[Stored data]
BEGIN
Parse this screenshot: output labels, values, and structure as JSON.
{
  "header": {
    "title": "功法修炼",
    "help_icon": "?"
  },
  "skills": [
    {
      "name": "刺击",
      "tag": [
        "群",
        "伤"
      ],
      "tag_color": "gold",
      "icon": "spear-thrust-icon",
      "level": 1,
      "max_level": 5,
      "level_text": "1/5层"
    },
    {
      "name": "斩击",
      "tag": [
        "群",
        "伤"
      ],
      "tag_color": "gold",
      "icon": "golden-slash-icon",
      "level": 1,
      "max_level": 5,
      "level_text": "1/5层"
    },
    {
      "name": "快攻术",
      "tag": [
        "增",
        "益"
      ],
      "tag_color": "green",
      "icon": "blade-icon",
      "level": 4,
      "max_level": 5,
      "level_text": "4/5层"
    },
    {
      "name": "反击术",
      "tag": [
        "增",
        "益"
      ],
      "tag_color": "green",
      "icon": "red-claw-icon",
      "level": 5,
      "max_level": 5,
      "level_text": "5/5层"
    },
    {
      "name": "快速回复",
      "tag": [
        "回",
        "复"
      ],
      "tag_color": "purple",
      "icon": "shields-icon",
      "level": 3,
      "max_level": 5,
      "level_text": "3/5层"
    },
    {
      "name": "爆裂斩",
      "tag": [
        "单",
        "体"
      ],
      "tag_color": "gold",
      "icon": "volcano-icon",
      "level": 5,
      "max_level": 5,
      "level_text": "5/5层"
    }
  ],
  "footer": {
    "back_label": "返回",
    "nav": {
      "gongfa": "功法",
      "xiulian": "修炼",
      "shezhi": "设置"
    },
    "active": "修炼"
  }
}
END
### Problem details
Copy every line of the listing containing the string "name".

### Result for this task
      "name": "刺击",
      "name": "斩击",
      "name": "快攻术",
      "name": "反击术",
      "name": "快速回复",
      "name": "爆裂斩",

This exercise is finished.